[Labeled region entries]
+===+

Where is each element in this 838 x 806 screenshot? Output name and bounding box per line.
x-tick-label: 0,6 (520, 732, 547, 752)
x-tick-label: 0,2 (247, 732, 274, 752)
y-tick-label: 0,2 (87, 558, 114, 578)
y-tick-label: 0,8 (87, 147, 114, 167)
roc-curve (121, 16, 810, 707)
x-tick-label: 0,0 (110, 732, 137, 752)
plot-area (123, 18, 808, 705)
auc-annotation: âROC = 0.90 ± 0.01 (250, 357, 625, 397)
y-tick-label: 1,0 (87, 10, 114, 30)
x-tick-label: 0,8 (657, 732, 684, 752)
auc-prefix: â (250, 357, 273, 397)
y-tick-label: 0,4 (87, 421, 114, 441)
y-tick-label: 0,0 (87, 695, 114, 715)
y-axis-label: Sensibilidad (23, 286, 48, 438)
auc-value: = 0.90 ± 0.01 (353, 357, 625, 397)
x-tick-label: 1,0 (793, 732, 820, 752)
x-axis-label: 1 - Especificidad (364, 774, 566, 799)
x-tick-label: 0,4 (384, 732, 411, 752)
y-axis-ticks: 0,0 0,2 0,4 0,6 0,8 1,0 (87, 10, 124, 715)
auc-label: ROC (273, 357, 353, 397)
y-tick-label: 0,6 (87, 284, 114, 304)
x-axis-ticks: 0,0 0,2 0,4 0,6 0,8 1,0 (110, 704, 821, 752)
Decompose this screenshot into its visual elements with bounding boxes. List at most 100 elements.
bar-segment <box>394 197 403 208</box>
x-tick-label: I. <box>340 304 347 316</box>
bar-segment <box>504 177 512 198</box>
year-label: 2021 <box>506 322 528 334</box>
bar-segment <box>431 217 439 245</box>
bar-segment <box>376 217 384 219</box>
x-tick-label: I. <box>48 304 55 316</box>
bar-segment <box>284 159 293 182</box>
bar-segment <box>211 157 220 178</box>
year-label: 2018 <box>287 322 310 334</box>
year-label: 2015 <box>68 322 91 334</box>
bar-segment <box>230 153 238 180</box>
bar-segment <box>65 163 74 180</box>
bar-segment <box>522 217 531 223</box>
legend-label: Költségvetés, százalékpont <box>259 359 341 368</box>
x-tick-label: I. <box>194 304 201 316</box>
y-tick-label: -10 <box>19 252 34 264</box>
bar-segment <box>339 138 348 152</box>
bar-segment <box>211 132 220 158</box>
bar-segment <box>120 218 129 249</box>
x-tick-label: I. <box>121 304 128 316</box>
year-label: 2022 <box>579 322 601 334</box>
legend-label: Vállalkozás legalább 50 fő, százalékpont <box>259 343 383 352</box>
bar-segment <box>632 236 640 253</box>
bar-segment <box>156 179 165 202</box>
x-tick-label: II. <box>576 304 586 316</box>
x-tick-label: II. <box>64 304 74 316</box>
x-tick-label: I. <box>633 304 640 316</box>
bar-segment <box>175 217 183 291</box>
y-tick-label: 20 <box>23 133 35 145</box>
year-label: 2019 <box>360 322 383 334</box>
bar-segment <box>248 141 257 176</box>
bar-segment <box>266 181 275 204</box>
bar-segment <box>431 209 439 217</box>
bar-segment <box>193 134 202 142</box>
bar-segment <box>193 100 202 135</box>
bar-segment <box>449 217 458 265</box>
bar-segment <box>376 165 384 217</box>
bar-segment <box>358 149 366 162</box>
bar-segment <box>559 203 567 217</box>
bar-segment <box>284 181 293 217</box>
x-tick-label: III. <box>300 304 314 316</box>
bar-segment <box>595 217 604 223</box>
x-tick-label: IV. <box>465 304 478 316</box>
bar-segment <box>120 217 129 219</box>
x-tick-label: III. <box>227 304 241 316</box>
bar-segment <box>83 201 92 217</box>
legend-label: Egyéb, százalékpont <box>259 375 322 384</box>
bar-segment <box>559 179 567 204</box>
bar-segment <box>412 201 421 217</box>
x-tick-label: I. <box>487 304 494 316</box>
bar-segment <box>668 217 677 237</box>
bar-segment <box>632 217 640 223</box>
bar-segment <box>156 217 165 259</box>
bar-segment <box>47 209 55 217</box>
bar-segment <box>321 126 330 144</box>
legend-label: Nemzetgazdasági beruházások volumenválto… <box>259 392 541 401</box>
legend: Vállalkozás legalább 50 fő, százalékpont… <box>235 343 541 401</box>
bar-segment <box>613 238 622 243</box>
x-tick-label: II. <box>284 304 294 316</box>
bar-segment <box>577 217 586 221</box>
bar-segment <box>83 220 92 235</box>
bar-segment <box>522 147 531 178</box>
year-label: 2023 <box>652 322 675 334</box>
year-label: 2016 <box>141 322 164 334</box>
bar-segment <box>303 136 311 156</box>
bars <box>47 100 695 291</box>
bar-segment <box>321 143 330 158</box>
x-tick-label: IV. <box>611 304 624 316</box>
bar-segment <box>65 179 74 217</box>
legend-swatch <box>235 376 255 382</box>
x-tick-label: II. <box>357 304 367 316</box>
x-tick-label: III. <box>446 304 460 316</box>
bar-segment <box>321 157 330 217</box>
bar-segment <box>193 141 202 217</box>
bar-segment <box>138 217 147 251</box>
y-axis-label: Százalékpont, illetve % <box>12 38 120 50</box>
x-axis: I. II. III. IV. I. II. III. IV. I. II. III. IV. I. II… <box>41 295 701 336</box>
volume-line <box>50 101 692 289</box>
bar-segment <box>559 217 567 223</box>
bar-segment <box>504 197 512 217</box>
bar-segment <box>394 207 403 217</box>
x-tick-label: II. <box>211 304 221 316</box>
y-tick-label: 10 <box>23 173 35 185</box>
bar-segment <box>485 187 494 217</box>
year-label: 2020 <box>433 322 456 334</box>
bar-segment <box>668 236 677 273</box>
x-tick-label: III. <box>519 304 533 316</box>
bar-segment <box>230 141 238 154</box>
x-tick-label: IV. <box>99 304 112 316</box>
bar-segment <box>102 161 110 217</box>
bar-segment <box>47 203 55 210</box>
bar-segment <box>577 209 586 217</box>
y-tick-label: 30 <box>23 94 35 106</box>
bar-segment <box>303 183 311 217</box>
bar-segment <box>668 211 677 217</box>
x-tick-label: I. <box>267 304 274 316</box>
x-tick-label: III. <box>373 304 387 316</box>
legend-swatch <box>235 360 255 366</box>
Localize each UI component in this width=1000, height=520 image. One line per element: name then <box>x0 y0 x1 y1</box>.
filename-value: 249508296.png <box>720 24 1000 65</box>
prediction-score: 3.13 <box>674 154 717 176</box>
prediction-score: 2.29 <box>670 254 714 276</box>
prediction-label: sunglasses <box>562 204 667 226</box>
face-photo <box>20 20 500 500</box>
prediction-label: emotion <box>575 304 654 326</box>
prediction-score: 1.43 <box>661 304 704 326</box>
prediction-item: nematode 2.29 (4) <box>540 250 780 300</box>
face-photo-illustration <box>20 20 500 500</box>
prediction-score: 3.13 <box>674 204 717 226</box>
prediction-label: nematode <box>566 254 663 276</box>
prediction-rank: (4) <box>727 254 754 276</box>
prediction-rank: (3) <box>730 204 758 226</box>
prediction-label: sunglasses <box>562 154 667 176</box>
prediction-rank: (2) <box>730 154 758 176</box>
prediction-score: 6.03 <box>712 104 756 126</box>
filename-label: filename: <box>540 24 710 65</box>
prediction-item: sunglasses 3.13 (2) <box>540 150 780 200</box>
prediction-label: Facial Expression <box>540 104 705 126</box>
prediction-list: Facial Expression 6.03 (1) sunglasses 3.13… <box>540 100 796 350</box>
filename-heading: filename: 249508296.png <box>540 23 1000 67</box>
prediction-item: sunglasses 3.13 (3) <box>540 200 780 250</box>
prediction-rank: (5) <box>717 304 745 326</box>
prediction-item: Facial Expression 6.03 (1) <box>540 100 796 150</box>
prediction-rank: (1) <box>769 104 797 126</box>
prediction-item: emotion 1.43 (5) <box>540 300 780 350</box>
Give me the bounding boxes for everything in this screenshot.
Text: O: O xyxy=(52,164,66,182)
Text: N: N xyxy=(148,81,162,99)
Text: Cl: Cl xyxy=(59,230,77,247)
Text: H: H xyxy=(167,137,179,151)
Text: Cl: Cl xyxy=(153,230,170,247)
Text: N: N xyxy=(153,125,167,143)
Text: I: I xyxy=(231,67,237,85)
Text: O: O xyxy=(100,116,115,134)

+===+

Short problem: Copy the lines of the material from the very beginning through the line containing "plot-area (123, 18, 808, 705)", reproducing them without change.

Written reply:
Where is each element in this 838 x 806 screenshot? Output name and bounding box per line.
x-tick-label: 0,6 (520, 732, 547, 752)
x-tick-label: 0,2 (247, 732, 274, 752)
y-tick-label: 0,2 (87, 558, 114, 578)
y-tick-label: 0,8 (87, 147, 114, 167)
roc-curve (121, 16, 810, 707)
x-tick-label: 0,0 (110, 732, 137, 752)
plot-area (123, 18, 808, 705)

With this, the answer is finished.